> [WHAT IS BEING ASKED] Show every line in the records below that contains the word "PAYS".

> [INPUT MATERIAL]
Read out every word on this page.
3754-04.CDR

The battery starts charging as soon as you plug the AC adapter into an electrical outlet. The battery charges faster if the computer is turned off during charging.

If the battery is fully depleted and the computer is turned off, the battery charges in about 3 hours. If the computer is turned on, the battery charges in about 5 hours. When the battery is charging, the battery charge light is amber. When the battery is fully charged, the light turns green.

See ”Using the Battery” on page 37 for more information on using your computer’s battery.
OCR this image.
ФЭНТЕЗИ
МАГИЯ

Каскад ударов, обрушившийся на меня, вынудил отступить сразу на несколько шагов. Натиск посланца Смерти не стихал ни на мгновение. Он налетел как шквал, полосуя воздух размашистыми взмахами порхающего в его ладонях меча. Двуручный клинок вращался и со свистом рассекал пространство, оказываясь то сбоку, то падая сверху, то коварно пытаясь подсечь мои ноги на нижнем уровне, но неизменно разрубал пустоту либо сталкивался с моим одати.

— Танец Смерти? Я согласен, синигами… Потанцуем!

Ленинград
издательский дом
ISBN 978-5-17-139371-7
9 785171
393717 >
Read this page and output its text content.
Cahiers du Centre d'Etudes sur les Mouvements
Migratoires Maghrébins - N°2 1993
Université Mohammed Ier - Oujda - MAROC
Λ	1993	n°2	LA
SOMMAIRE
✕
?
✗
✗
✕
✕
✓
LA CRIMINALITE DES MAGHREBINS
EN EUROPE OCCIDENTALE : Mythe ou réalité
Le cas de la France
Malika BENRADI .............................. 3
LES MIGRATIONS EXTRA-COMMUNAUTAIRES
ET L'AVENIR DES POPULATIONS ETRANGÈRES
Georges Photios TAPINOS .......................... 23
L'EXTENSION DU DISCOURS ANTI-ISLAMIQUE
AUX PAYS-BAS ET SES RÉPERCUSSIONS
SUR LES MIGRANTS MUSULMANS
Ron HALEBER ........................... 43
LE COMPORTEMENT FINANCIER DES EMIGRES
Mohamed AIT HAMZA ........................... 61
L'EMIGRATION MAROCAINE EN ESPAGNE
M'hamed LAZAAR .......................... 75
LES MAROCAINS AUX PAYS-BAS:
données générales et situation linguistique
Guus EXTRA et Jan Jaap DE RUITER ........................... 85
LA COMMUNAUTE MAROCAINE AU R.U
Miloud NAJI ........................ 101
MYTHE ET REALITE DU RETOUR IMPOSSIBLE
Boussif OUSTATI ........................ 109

> [SOLUTION]
AUX PAYS-BAS ET SES RÉPERCUSSIONS
LES MAROCAINS AUX PAYS-BAS:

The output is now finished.